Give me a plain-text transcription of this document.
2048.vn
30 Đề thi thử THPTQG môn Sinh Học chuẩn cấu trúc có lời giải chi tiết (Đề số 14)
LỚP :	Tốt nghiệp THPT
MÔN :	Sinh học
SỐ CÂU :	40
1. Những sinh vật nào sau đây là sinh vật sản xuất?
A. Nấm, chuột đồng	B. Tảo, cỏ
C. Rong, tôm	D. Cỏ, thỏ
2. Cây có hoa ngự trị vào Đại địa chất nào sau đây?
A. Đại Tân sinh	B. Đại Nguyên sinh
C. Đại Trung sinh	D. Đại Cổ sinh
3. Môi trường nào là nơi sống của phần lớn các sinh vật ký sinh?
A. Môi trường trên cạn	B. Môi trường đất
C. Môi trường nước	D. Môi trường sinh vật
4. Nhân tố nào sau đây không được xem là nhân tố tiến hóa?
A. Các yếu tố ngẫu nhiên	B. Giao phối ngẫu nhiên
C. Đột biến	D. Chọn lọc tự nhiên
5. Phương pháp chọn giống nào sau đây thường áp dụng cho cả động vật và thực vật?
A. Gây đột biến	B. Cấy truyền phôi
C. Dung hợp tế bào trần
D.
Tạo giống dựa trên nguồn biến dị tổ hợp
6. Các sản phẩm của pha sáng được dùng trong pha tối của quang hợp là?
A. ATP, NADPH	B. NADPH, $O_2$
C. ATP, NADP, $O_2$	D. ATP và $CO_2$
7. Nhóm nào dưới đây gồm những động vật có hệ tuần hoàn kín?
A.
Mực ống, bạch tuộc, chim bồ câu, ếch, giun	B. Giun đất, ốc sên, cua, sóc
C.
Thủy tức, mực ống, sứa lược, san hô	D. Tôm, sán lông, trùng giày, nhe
---
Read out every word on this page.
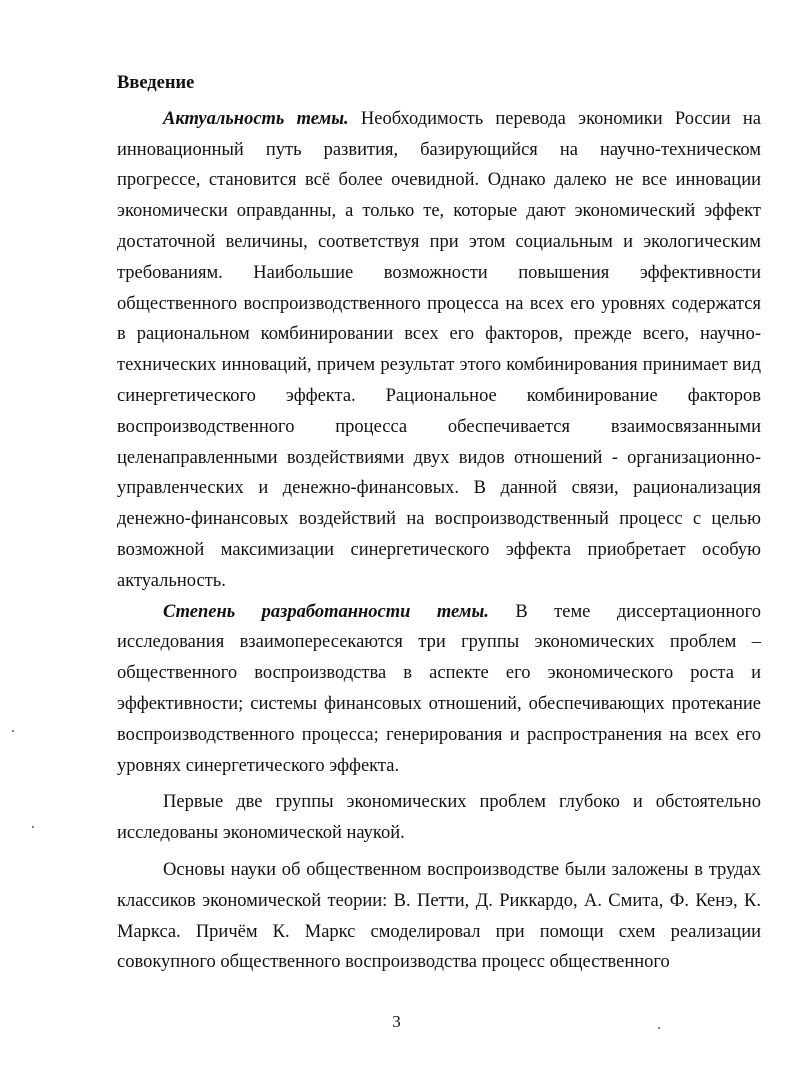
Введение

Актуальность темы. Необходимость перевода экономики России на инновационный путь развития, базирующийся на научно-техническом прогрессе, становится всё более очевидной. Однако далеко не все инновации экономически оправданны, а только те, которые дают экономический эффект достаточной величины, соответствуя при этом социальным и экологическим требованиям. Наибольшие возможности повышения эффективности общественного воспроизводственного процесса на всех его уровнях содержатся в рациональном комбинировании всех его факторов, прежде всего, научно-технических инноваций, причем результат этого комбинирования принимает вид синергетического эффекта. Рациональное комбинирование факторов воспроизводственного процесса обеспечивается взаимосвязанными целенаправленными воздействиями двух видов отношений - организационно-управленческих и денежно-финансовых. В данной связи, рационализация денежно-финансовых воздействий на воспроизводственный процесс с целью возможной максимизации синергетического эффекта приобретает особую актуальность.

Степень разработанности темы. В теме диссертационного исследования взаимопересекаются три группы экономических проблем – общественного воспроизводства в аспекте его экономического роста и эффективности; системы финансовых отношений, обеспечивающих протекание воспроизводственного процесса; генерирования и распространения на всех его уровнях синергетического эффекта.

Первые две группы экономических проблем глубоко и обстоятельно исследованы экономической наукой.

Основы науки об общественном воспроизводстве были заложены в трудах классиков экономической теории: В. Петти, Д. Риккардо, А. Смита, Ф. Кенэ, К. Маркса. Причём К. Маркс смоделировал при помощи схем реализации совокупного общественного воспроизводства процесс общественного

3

▶ WRITTEN EXERCISE: Say how many lines contain the string "được", giving nothing but the count.

▶ TASK SOLUTION: 2